Data tied to figure images:
★ ★ ★
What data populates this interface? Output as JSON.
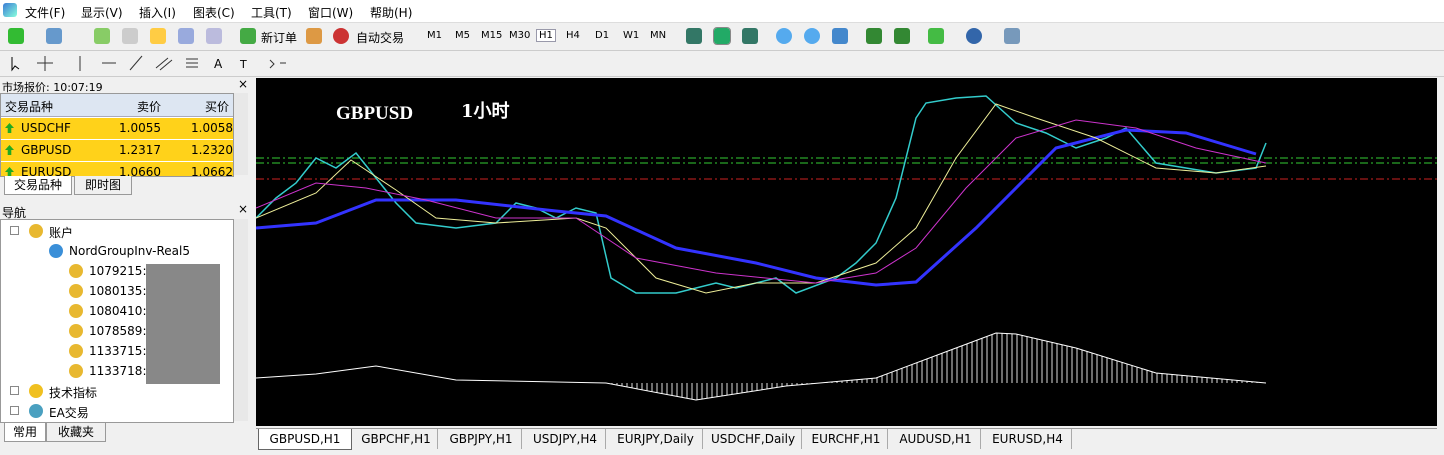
{
  "menu": [
    "文件(F)",
    "显示(V)",
    "插入(I)",
    "图表(C)",
    "工具(T)",
    "窗口(W)",
    "帮助(H)"
  ],
  "toolbar": {
    "new_order": "新订单",
    "auto_trading": "自动交易",
    "timeframes": [
      "M1",
      "M5",
      "M15",
      "M30",
      "H1",
      "H4",
      "D1",
      "W1",
      "MN"
    ]
  },
  "market_watch": {
    "title": "市场报价: 10:07:19",
    "columns": [
      "交易品种",
      "卖价",
      "买价"
    ],
    "rows": [
      [
        "USDCHF",
        "1.0055",
        "1.0058"
      ],
      [
        "GBPUSD",
        "1.2317",
        "1.2320"
      ],
      [
        "EURUSD",
        "1.0660",
        "1.0662"
      ]
    ],
    "tabs": [
      "交易品种",
      "即时图"
    ]
  },
  "navigator": {
    "title": "导航",
    "accounts": "账户",
    "server": "NordGroupInv-Real5",
    "account_ids": [
      "1079215:",
      "1080135:",
      "1080410:",
      "1078589:",
      "1133715:",
      "1133718:"
    ],
    "indicators": "技术指标",
    "experts": "EA交易",
    "tabs": [
      "常用",
      "收藏夹"
    ]
  },
  "chart": {
    "symbol": "GBPUSD",
    "timeframe": "1小时"
  },
  "chart_tabs": [
    "GBPUSD,H1",
    "GBPCHF,H1",
    "GBPJPY,H1",
    "USDJPY,H4",
    "EURJPY,Daily",
    "USDCHF,Daily",
    "EURCHF,H1",
    "AUDUSD,H1",
    "EURUSD,H4"
  ]
}
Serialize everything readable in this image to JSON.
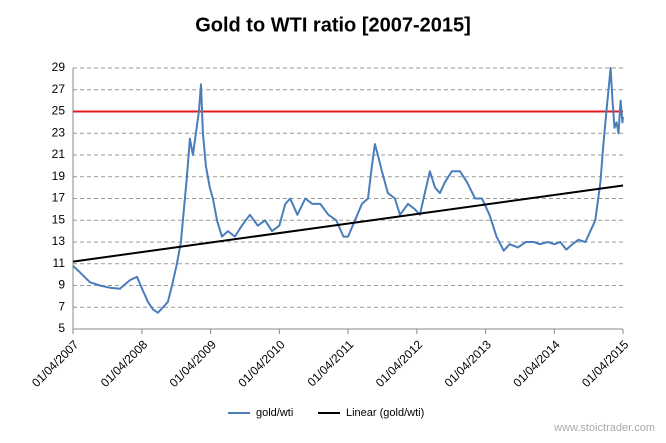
{
  "chart_data": {
    "type": "line",
    "title": "Gold to WTI ratio [2007-2015]",
    "watermark": "www.stoictrader.com",
    "xlim": [
      "2007-04-01",
      "2015-04-01"
    ],
    "xticks": [
      {
        "value": "2007-04-01",
        "label": "01/04/2007"
      },
      {
        "value": "2008-04-01",
        "label": "01/04/2008"
      },
      {
        "value": "2009-04-01",
        "label": "01/04/2009"
      },
      {
        "value": "2010-04-01",
        "label": "01/04/2010"
      },
      {
        "value": "2011-04-01",
        "label": "01/04/2011"
      },
      {
        "value": "2012-04-01",
        "label": "01/04/2012"
      },
      {
        "value": "2013-04-01",
        "label": "01/04/2013"
      },
      {
        "value": "2014-04-01",
        "label": "01/04/2014"
      },
      {
        "value": "2015-04-01",
        "label": "01/04/2015"
      }
    ],
    "ylim": [
      5,
      29
    ],
    "yticks": [
      5,
      7,
      9,
      11,
      13,
      15,
      17,
      19,
      21,
      23,
      25,
      27,
      29
    ],
    "grid": true,
    "reference_line": {
      "value": 25,
      "color": "#e41a1c"
    },
    "legend": "bottom",
    "series": [
      {
        "name": "gold/wti",
        "color": "#4a7ebb",
        "x": [
          "2007-04-01",
          "2007-05-08",
          "2007-06-30",
          "2007-08-22",
          "2007-10-14",
          "2007-12-06",
          "2008-01-29",
          "2008-03-06",
          "2008-04-07",
          "2008-05-03",
          "2008-05-30",
          "2008-06-25",
          "2008-07-22",
          "2008-08-17",
          "2008-09-08",
          "2008-10-04",
          "2008-10-25",
          "2008-11-10",
          "2008-11-26",
          "2008-12-12",
          "2008-12-28",
          "2009-01-13",
          "2009-01-29",
          "2009-02-09",
          "2009-02-19",
          "2009-03-07",
          "2009-03-28",
          "2009-04-13",
          "2009-05-05",
          "2009-05-31",
          "2009-07-02",
          "2009-08-08",
          "2009-09-14",
          "2009-10-27",
          "2009-12-08",
          "2010-01-15",
          "2010-02-21",
          "2010-04-01",
          "2010-05-03",
          "2010-05-29",
          "2010-07-06",
          "2010-08-17",
          "2010-09-24",
          "2010-11-05",
          "2010-12-18",
          "2011-01-29",
          "2011-03-08",
          "2011-04-01",
          "2011-05-08",
          "2011-06-14",
          "2011-07-16",
          "2011-08-06",
          "2011-08-22",
          "2011-09-07",
          "2011-09-28",
          "2011-10-30",
          "2011-12-06",
          "2012-01-02",
          "2012-02-14",
          "2012-03-22",
          "2012-04-17",
          "2012-05-13",
          "2012-06-09",
          "2012-07-06",
          "2012-08-01",
          "2012-08-28",
          "2012-10-04",
          "2012-11-16",
          "2012-12-23",
          "2013-02-04",
          "2013-03-13",
          "2013-04-22",
          "2013-05-29",
          "2013-07-06",
          "2013-08-07",
          "2013-09-19",
          "2013-11-01",
          "2013-12-13",
          "2014-01-14",
          "2014-02-26",
          "2014-04-01",
          "2014-05-03",
          "2014-06-04",
          "2014-07-06",
          "2014-08-07",
          "2014-09-13",
          "2014-10-10",
          "2014-11-05",
          "2014-12-02",
          "2014-12-18",
          "2015-01-03",
          "2015-01-14",
          "2015-01-25",
          "2015-02-04",
          "2015-02-15",
          "2015-02-26",
          "2015-03-08",
          "2015-03-19",
          "2015-03-29",
          "2015-04-01"
        ],
        "values": [
          10.8,
          10.2,
          9.3,
          9.0,
          8.8,
          8.7,
          9.5,
          9.8,
          8.5,
          7.5,
          6.8,
          6.5,
          7.0,
          7.5,
          9,
          11,
          13,
          16,
          19,
          22.5,
          21,
          23,
          25,
          27.5,
          23,
          20,
          18,
          17,
          15,
          13.5,
          14,
          13.5,
          14.5,
          15.5,
          14.5,
          15,
          14,
          14.5,
          16.5,
          17,
          15.5,
          17,
          16.5,
          16.5,
          15.5,
          15,
          13.5,
          13.5,
          15,
          16.5,
          17,
          20,
          22,
          21,
          19.5,
          17.5,
          17,
          15.5,
          16.5,
          16,
          15.5,
          17.5,
          19.5,
          18,
          17.5,
          18.5,
          19.5,
          19.5,
          18.5,
          17,
          17,
          15.5,
          13.5,
          12.2,
          12.8,
          12.5,
          13,
          13,
          12.8,
          13,
          12.8,
          13,
          12.3,
          12.8,
          13.2,
          13,
          14,
          15,
          18.5,
          22,
          25,
          27,
          29,
          26,
          23.5,
          24,
          23,
          26,
          24,
          24.5
        ]
      },
      {
        "name": "Linear (gold/wti)",
        "color": "#000000",
        "x": [
          "2007-04-01",
          "2015-04-01"
        ],
        "values": [
          11.2,
          18.2
        ]
      }
    ]
  }
}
★ ★ ★
YOUR TASK:
Set down the records in full and exactly. Do not carry over any image.

TASK RESULT:
What data populates this interface? Output as JSON.
{
  "menu": [
    "文件(F)",
    "显示(V)",
    "插入(I)",
    "图表(C)",
    "工具(T)",
    "窗口(W)",
    "帮助(H)"
  ],
  "toolbar": {
    "new_order": "新订单",
    "auto_trading": "自动交易",
    "timeframes": [
      "M1",
      "M5",
      "M15",
      "M30",
      "H1",
      "H4",
      "D1",
      "W1",
      "MN"
    ]
  },
  "market_watch": {
    "title": "市场报价: 10:07:19",
    "columns": [
      "交易品种",
      "卖价",
      "买价"
    ],
    "rows": [
      [
        "USDCHF",
        "1.0055",
        "1.0058"
      ],
      [
        "GBPUSD",
        "1.2317",
        "1.2320"
      ],
      [
        "EURUSD",
        "1.0660",
        "1.0662"
      ]
    ],
    "tabs": [
      "交易品种",
      "即时图"
    ]
  },
  "navigator": {
    "title": "导航",
    "accounts": "账户",
    "server": "NordGroupInv-Real5",
    "account_ids": [
      "1079215:",
      "1080135:",
      "1080410:",
      "1078589:",
      "1133715:",
      "1133718:"
    ],
    "indicators": "技术指标",
    "experts": "EA交易",
    "tabs": [
      "常用",
      "收藏夹"
    ]
  },
  "chart": {
    "symbol": "GBPUSD",
    "timeframe": "1小时"
  },
  "chart_tabs": [
    "GBPUSD,H1",
    "GBPCHF,H1",
    "GBPJPY,H1",
    "USDJPY,H4",
    "EURJPY,Daily",
    "USDCHF,Daily",
    "EURCHF,H1",
    "AUDUSD,H1",
    "EURUSD,H4"
  ]
}
Serialize everything readable in this image to JSON.
{
  "chart_data": {
    "type": "line",
    "title": "Gold to WTI ratio [2007-2015]",
    "watermark": "www.stoictrader.com",
    "xlim": [
      "2007-04-01",
      "2015-04-01"
    ],
    "xticks": [
      {
        "value": "2007-04-01",
        "label": "01/04/2007"
      },
      {
        "value": "2008-04-01",
        "label": "01/04/2008"
      },
      {
        "value": "2009-04-01",
        "label": "01/04/2009"
      },
      {
        "value": "2010-04-01",
        "label": "01/04/2010"
      },
      {
        "value": "2011-04-01",
        "label": "01/04/2011"
      },
      {
        "value": "2012-04-01",
        "label": "01/04/2012"
      },
      {
        "value": "2013-04-01",
        "label": "01/04/2013"
      },
      {
        "value": "2014-04-01",
        "label": "01/04/2014"
      },
      {
        "value": "2015-04-01",
        "label": "01/04/2015"
      }
    ],
    "ylim": [
      5,
      29
    ],
    "yticks": [
      5,
      7,
      9,
      11,
      13,
      15,
      17,
      19,
      21,
      23,
      25,
      27,
      29
    ],
    "grid": true,
    "reference_line": {
      "value": 25,
      "color": "#e41a1c"
    },
    "legend": "bottom",
    "series": [
      {
        "name": "gold/wti",
        "color": "#4a7ebb",
        "x": [
          "2007-04-01",
          "2007-05-08",
          "2007-06-30",
          "2007-08-22",
          "2007-10-14",
          "2007-12-06",
          "2008-01-29",
          "2008-03-06",
          "2008-04-07",
          "2008-05-03",
          "2008-05-30",
          "2008-06-25",
          "2008-07-22",
          "2008-08-17",
          "2008-09-08",
          "2008-10-04",
          "2008-10-25",
          "2008-11-10",
          "2008-11-26",
          "2008-12-12",
          "2008-12-28",
          "2009-01-13",
          "2009-01-29",
          "2009-02-09",
          "2009-02-19",
          "2009-03-07",
          "2009-03-28",
          "2009-04-13",
          "2009-05-05",
          "2009-05-31",
          "2009-07-02",
          "2009-08-08",
          "2009-09-14",
          "2009-10-27",
          "2009-12-08",
          "2010-01-15",
          "2010-02-21",
          "2010-04-01",
          "2010-05-03",
          "2010-05-29",
          "2010-07-06",
          "2010-08-17",
          "2010-09-24",
          "2010-11-05",
          "2010-12-18",
          "2011-01-29",
          "2011-03-08",
          "2011-04-01",
          "2011-05-08",
          "2011-06-14",
          "2011-07-16",
          "2011-08-06",
          "2011-08-22",
          "2011-09-07",
          "2011-09-28",
          "2011-10-30",
          "2011-12-06",
          "2012-01-02",
          "2012-02-14",
          "2012-03-22",
          "2012-04-17",
          "2012-05-13",
          "2012-06-09",
          "2012-07-06",
          "2012-08-01",
          "2012-08-28",
          "2012-10-04",
          "2012-11-16",
          "2012-12-23",
          "2013-02-04",
          "2013-03-13",
          "2013-04-22",
          "2013-05-29",
          "2013-07-06",
          "2013-08-07",
          "2013-09-19",
          "2013-11-01",
          "2013-12-13",
          "2014-01-14",
          "2014-02-26",
          "2014-04-01",
          "2014-05-03",
          "2014-06-04",
          "2014-07-06",
          "2014-08-07",
          "2014-09-13",
          "2014-10-10",
          "2014-11-05",
          "2014-12-02",
          "2014-12-18",
          "2015-01-03",
          "2015-01-14",
          "2015-01-25",
          "2015-02-04",
          "2015-02-15",
          "2015-02-26",
          "2015-03-08",
          "2015-03-19",
          "2015-03-29",
          "2015-04-01"
        ],
        "values": [
          10.8,
          10.2,
          9.3,
          9.0,
          8.8,
          8.7,
          9.5,
          9.8,
          8.5,
          7.5,
          6.8,
          6.5,
          7.0,
          7.5,
          9,
          11,
          13,
          16,
          19,
          22.5,
          21,
          23,
          25,
          27.5,
          23,
          20,
          18,
          17,
          15,
          13.5,
          14,
          13.5,
          14.5,
          15.5,
          14.5,
          15,
          14,
          14.5,
          16.5,
          17,
          15.5,
          17,
          16.5,
          16.5,
          15.5,
          15,
          13.5,
          13.5,
          15,
          16.5,
          17,
          20,
          22,
          21,
          19.5,
          17.5,
          17,
          15.5,
          16.5,
          16,
          15.5,
          17.5,
          19.5,
          18,
          17.5,
          18.5,
          19.5,
          19.5,
          18.5,
          17,
          17,
          15.5,
          13.5,
          12.2,
          12.8,
          12.5,
          13,
          13,
          12.8,
          13,
          12.8,
          13,
          12.3,
          12.8,
          13.2,
          13,
          14,
          15,
          18.5,
          22,
          25,
          27,
          29,
          26,
          23.5,
          24,
          23,
          26,
          24,
          24.5
        ]
      },
      {
        "name": "Linear (gold/wti)",
        "color": "#000000",
        "x": [
          "2007-04-01",
          "2015-04-01"
        ],
        "values": [
          11.2,
          18.2
        ]
      }
    ]
  }
}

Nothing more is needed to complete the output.